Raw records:
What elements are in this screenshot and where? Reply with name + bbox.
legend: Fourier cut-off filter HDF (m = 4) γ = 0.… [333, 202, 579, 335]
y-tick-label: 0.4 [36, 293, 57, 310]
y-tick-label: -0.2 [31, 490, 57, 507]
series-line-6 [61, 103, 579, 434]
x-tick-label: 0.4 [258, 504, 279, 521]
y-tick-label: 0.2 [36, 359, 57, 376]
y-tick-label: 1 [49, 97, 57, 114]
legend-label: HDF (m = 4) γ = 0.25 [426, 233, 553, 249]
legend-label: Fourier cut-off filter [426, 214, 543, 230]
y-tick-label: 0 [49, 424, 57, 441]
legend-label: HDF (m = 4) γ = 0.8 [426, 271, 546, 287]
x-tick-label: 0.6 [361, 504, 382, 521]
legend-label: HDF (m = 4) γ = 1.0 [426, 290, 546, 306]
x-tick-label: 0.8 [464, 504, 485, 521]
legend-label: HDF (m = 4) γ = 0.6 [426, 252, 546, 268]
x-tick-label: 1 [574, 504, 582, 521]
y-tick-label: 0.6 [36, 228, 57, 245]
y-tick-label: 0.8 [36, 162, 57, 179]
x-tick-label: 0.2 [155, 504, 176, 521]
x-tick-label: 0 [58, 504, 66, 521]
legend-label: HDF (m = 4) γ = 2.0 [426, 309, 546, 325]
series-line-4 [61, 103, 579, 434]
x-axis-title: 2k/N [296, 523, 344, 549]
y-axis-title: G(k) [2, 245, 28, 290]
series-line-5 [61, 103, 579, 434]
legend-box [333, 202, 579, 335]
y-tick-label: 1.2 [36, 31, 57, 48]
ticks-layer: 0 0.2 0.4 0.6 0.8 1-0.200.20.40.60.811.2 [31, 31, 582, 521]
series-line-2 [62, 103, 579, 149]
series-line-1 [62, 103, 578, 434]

WHAT YOU NEED TO DO: Copy the records word for word from the first line up to and including the line containing "ticks-layer: 0 0.2".

WORKED SOLUTION:
What elements are in this screenshot and where? Reply with name + bbox.
legend: Fourier cut-off filter HDF (m = 4) γ = 0.… [333, 202, 579, 335]
y-tick-label: 0.4 [36, 293, 57, 310]
y-tick-label: -0.2 [31, 490, 57, 507]
series-line-6 [61, 103, 579, 434]
x-tick-label: 0.4 [258, 504, 279, 521]
y-tick-label: 0.2 [36, 359, 57, 376]
y-tick-label: 1 [49, 97, 57, 114]
legend-label: HDF (m = 4) γ = 0.25 [426, 233, 553, 249]
legend-label: Fourier cut-off filter [426, 214, 543, 230]
y-tick-label: 0 [49, 424, 57, 441]
legend-label: HDF (m = 4) γ = 0.8 [426, 271, 546, 287]
x-tick-label: 0.6 [361, 504, 382, 521]
legend-label: HDF (m = 4) γ = 1.0 [426, 290, 546, 306]
x-tick-label: 0.8 [464, 504, 485, 521]
legend-label: HDF (m = 4) γ = 0.6 [426, 252, 546, 268]
x-tick-label: 1 [574, 504, 582, 521]
y-tick-label: 0.6 [36, 228, 57, 245]
y-tick-label: 0.8 [36, 162, 57, 179]
x-tick-label: 0.2 [155, 504, 176, 521]
x-tick-label: 0 [58, 504, 66, 521]
legend-label: HDF (m = 4) γ = 2.0 [426, 309, 546, 325]
series-line-4 [61, 103, 579, 434]
x-axis-title: 2k/N [296, 523, 344, 549]
y-axis-title: G(k) [2, 245, 28, 290]
series-line-5 [61, 103, 579, 434]
legend-box [333, 202, 579, 335]
y-tick-label: 1.2 [36, 31, 57, 48]
ticks-layer: 0 0.2 0.4 0.6 0.8 1-0.200.20.40.60.811.2 [31, 31, 582, 521]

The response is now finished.